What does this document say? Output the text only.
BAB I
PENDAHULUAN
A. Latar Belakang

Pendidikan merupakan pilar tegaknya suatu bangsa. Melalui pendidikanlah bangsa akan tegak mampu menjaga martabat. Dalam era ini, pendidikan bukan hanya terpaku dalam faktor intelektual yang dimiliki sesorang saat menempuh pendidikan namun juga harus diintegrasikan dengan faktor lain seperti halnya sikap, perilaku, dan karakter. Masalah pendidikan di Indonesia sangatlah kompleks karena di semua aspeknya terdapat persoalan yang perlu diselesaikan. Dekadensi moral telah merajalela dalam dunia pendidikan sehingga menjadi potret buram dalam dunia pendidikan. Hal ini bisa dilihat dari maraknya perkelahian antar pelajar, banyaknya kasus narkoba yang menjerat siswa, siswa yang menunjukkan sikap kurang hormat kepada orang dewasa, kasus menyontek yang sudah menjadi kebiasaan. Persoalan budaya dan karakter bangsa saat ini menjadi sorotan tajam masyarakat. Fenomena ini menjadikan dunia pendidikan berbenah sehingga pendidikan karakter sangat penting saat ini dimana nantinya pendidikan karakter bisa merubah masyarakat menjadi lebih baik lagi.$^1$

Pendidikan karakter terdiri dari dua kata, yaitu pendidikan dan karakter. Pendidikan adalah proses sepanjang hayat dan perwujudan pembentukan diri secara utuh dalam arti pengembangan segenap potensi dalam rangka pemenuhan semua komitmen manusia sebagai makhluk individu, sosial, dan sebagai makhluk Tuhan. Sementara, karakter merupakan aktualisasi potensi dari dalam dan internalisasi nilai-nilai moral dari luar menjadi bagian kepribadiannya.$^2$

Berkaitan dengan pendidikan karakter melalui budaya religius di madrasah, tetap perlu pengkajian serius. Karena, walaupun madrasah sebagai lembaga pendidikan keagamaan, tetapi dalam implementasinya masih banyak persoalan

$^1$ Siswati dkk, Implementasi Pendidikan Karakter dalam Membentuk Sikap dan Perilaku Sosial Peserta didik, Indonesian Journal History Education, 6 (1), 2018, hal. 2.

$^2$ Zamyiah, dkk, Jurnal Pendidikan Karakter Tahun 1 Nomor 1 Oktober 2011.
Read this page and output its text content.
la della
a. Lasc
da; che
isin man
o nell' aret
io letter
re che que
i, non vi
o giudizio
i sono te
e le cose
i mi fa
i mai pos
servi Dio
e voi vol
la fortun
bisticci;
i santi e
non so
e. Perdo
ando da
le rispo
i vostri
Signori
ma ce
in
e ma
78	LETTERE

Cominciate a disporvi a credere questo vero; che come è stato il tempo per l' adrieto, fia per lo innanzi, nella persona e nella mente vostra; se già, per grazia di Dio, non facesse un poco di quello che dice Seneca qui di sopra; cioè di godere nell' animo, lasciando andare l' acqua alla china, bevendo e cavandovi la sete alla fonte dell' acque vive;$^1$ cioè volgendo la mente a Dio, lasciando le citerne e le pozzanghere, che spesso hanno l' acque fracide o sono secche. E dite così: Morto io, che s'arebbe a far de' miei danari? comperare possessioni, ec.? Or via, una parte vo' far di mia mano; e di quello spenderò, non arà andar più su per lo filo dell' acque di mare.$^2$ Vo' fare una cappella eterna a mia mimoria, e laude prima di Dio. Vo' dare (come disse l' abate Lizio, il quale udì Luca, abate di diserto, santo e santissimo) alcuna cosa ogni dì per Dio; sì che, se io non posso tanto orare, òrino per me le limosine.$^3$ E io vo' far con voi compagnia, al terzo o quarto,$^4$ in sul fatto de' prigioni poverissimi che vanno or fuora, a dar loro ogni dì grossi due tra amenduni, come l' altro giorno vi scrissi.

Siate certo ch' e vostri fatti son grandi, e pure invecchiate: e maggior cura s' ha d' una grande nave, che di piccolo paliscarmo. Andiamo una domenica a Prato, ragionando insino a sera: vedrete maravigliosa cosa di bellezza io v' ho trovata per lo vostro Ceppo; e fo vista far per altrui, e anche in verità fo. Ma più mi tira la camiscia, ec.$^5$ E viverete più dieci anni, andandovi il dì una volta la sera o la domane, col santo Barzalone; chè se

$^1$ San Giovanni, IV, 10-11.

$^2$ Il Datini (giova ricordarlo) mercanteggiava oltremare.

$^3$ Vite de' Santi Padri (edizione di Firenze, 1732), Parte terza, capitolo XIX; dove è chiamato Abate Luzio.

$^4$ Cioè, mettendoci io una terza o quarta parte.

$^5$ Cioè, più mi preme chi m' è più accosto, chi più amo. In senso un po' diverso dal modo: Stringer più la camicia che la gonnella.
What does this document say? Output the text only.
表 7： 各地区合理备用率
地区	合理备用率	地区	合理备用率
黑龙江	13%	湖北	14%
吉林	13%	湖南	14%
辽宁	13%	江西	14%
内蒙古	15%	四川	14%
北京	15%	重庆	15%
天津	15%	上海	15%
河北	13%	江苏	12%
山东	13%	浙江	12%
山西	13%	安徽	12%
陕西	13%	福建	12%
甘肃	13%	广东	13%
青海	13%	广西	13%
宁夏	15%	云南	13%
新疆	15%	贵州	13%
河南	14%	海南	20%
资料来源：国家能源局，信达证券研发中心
_ _ _
- _Goal_: Find each line holding "vostri". Copy it out.

- _The output_:
i vostri
Siate certo ch' e vostri fatti son grandi, e pure invecchiate: e maggior cura s' ha d' una grande nave, che di piccolo paliscarmo. Andiamo una domenica a Prato, ragionando insino a sera: vedrete maravigliosa cosa di bellezza io v' ho trovata per lo vostro Ceppo; e fo vista far per altrui, e anche in verità fo. Ma più mi tira la camiscia, ec.$^5$ E viverete più dieci anni, andandovi il dì una volta la sera o la domane, col santo Barzalone; chè se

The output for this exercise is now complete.